**Input:**
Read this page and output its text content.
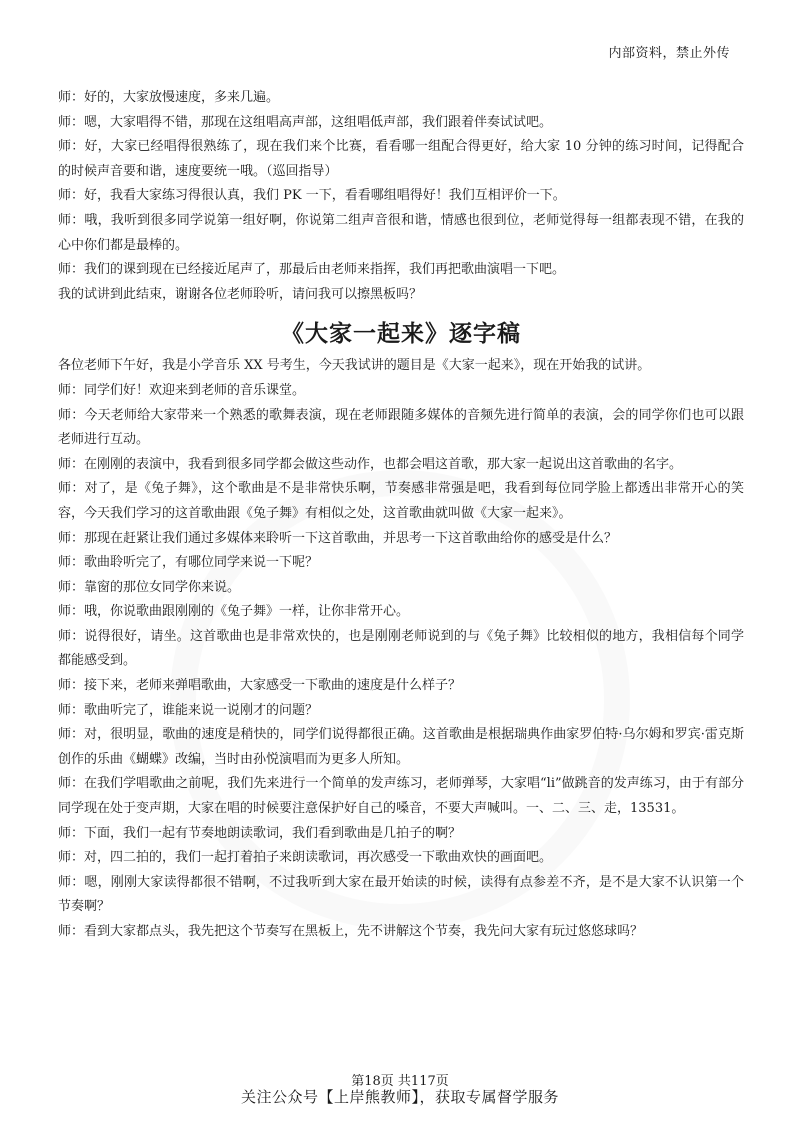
内部资料，禁止外传

师：好的，大家放慢速度，多来几遍。

师：嗯，大家唱得不错，那现在这组唱高声部，这组唱低声部，我们跟着伴奏试试吧。

师：好，大家已经唱得很熟练了，现在我们来个比赛，看看哪一组配合得更好，给大家 10 分钟的练习时间，记得配合的时候声音要和谐，速度要统一哦。（巡回指导）

师：好，我看大家练习得很认真，我们 PK 一下，看看哪组唱得好！我们互相评价一下。

师：哦，我听到很多同学说第一组好啊，你说第二组声音很和谐，情感也很到位，老师觉得每一组都表现不错，在我的心中你们都是最棒的。

师：我们的课到现在已经接近尾声了，那最后由老师来指挥，我们再把歌曲演唱一下吧。

我的试讲到此结束，谢谢各位老师聆听，请问我可以擦黑板吗？

《大家一起来》逐字稿

各位老师下午好，我是小学音乐 XX 号考生，今天我试讲的题目是《大家一起来》，现在开始我的试讲。

师：同学们好！欢迎来到老师的音乐课堂。

师：今天老师给大家带来一个熟悉的歌舞表演，现在老师跟随多媒体的音频先进行简单的表演，会的同学你们也可以跟老师进行互动。

师：在刚刚的表演中，我看到很多同学都会做这些动作，也都会唱这首歌，那大家一起说出这首歌曲的名字。

师：对了，是《兔子舞》，这个歌曲是不是非常快乐啊，节奏感非常强是吧，我看到每位同学脸上都透出非常开心的笑容，今天我们学习的这首歌曲跟《兔子舞》有相似之处，这首歌曲就叫做《大家一起来》。

师：那现在赶紧让我们通过多媒体来聆听一下这首歌曲，并思考一下这首歌曲给你的感受是什么？

师：歌曲聆听完了，有哪位同学来说一下呢？

师：靠窗的那位女同学你来说。

师：哦，你说歌曲跟刚刚的《兔子舞》一样，让你非常开心。

师：说得很好，请坐。这首歌曲也是非常欢快的，也是刚刚老师说到的与《兔子舞》比较相似的地方，我相信每个同学都能感受到。

师：接下来，老师来弹唱歌曲，大家感受一下歌曲的速度是什么样子？

师：歌曲听完了，谁能来说一说刚才的问题？

师：对，很明显，歌曲的速度是稍快的，同学们说得都很正确。这首歌曲是根据瑞典作曲家罗伯特·乌尔姆和罗宾·雷克斯创作的乐曲《蝴蝶》改编，当时由孙悦演唱而为更多人所知。

师：在我们学唱歌曲之前呢，我们先来进行一个简单的发声练习，老师弹琴，大家唱“li”做跳音的发声练习，由于有部分同学现在处于变声期，大家在唱的时候要注意保护好自己的嗓音，不要大声喊叫。一、二、三、走，13531。

师：下面，我们一起有节奏地朗读歌词，我们看到歌曲是几拍子的啊？

师：对，四二拍的，我们一起打着拍子来朗读歌词，再次感受一下歌曲欢快的画面吧。

师：嗯，刚刚大家读得都很不错啊，不过我听到大家在最开始读的时候，读得有点参差不齐，是不是大家不认识第一个节奏啊？

师：看到大家都点头，我先把这个节奏写在黑板上，先不讲解这个节奏，我先问大家有玩过悠悠球吗？

第18页 共117页
关注公众号【上岸熊教师】，获取专属督学服务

**The exercise:** Look through the entries above; copy each line where the string "大家一起来" appears.

**Exercise response:**
《大家一起来》逐字稿
各位老师下午好，我是小学音乐 XX 号考生，今天我试讲的题目是《大家一起来》，现在开始我的试讲。
师：对了，是《兔子舞》，这个歌曲是不是非常快乐啊，节奏感非常强是吧，我看到每位同学脸上都透出非常开心的笑容，今天我们学习的这首歌曲跟《兔子舞》有相似之处，这首歌曲就叫做《大家一起来》。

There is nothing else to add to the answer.